===== ENTRIES

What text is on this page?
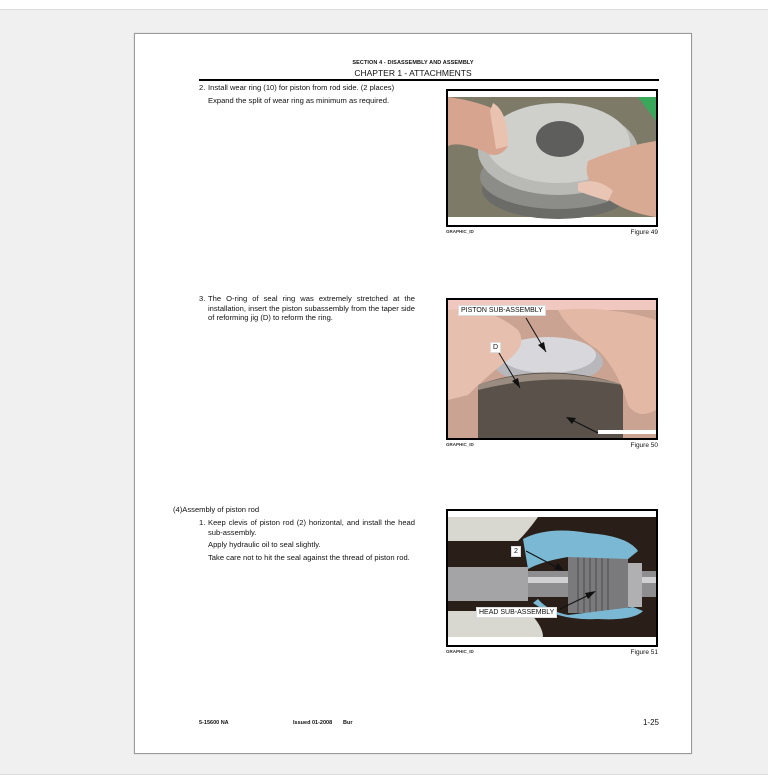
SECTION 4 - DISASSEMBLY AND ASSEMBLY
CHAPTER 1 - ATTACHMENTS
2. Install wear ring (10) for piston from rod side. (2 places)
Expand the split of wear ring as minimum as required.
GRAPHIC_ID	Figure 49
3. The O-ring of seal ring was extremely stretched at the installation, insert the piston subassembly from the taper side of reforming jig (D) to reform the ring.
PISTON SUB-ASSEMBLY
D
GRAPHIC_ID	Figure 50
(4)Assembly of piston rod
1. Keep clevis of piston rod (2) horizontal, and install the head sub-assembly.
Apply hydraulic oil to seal slightly.
Take care not to hit the seal against the thread of piston rod.
2
HEAD SUB-ASSEMBLY
GRAPHIC_ID	Figure 51
5-15600 NA	Issued 01-2008 Bur	1-25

==========

DIRECTIONS FOR THIS TASK:
Repeat the material above in full and exactly, omitting the pictures.

PROBLEM SOLUTION:
What text is on this page?
SECTION 4 - DISASSEMBLY AND ASSEMBLY
CHAPTER 1 - ATTACHMENTS
2. Install wear ring (10) for piston from rod side. (2 places)
Expand the split of wear ring as minimum as required.
GRAPHIC_ID	Figure 49
3. The O-ring of seal ring was extremely stretched at the installation, insert the piston subassembly from the taper side of reforming jig (D) to reform the ring.
PISTON SUB-ASSEMBLY
D
GRAPHIC_ID	Figure 50
(4)Assembly of piston rod
1. Keep clevis of piston rod (2) horizontal, and install the head sub-assembly.
Apply hydraulic oil to seal slightly.
Take care not to hit the seal against the thread of piston rod.
2
HEAD SUB-ASSEMBLY
GRAPHIC_ID	Figure 51
5-15600 NA	Issued 01-2008 Bur	1-25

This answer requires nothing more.